-- Start --

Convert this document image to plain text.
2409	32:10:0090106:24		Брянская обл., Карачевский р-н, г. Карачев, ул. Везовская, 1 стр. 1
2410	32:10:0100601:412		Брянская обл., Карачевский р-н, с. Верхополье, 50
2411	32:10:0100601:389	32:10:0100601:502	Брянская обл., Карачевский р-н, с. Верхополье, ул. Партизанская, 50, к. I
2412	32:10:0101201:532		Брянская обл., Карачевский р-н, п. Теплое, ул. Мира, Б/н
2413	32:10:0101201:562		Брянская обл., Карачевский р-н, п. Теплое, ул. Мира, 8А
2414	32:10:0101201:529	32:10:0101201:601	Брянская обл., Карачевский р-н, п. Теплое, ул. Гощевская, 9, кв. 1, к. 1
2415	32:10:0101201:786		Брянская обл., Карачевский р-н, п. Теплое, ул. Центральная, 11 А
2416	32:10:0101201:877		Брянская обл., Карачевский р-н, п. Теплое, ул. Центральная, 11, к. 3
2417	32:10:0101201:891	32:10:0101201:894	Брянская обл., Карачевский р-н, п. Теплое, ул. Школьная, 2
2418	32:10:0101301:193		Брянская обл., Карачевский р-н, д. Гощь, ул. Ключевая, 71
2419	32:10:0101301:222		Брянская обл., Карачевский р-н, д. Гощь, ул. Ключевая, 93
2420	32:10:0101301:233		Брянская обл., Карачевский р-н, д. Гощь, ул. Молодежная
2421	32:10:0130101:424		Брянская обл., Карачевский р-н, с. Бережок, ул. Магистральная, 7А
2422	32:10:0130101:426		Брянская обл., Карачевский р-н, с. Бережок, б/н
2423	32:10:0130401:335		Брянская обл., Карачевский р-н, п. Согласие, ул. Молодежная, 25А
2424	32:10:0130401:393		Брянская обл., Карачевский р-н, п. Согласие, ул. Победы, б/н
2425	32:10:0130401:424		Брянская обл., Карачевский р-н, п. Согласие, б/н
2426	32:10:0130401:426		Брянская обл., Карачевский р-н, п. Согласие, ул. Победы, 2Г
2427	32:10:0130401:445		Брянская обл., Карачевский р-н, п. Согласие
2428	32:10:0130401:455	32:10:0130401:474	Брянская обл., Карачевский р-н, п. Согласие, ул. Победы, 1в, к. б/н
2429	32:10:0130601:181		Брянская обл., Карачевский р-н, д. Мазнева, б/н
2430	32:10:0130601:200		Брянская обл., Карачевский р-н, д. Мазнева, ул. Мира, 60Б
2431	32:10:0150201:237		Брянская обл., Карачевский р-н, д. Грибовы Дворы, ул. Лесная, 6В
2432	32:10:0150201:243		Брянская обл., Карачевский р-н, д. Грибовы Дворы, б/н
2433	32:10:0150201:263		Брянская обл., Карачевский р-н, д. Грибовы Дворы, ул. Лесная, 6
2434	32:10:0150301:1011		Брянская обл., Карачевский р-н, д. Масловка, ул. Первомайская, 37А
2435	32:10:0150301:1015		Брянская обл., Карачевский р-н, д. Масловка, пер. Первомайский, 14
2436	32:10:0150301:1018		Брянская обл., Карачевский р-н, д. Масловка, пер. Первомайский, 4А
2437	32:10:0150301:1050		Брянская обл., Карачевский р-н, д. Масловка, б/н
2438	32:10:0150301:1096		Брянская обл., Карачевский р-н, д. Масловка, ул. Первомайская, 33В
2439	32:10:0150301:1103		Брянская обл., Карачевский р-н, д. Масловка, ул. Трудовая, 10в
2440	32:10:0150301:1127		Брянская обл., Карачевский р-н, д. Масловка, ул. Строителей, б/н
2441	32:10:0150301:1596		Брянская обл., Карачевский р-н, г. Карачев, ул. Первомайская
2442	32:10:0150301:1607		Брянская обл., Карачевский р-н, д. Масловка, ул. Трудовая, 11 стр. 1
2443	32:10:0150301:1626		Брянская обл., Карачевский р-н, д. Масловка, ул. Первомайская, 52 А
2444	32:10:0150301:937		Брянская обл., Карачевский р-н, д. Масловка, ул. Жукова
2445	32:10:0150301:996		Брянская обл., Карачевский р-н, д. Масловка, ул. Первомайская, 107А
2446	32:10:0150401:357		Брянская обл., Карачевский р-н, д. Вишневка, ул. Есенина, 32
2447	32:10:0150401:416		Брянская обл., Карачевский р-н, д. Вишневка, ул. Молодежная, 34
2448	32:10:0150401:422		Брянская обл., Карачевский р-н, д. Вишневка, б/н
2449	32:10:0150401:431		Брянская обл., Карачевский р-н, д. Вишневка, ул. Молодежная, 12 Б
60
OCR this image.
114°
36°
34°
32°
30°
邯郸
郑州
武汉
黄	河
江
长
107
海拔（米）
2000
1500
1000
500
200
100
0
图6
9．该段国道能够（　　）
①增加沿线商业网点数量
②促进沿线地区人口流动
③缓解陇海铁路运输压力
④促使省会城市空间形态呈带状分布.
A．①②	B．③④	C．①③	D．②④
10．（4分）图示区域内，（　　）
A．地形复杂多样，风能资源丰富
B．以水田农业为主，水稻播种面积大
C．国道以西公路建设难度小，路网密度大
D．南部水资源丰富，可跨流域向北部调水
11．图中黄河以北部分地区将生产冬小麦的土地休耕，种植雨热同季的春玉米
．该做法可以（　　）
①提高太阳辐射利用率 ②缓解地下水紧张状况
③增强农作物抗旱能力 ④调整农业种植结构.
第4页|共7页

-- End --

Return every line containing "Мазнева".

#### [RESULT OF THIS EXERCISE]
2429	32:10:0130601:181		Брянская обл., Карачевский р-н, д. Мазнева, б/н
2430	32:10:0130601:200		Брянская обл., Карачевский р-н, д. Мазнева, ул. Мира, 60Б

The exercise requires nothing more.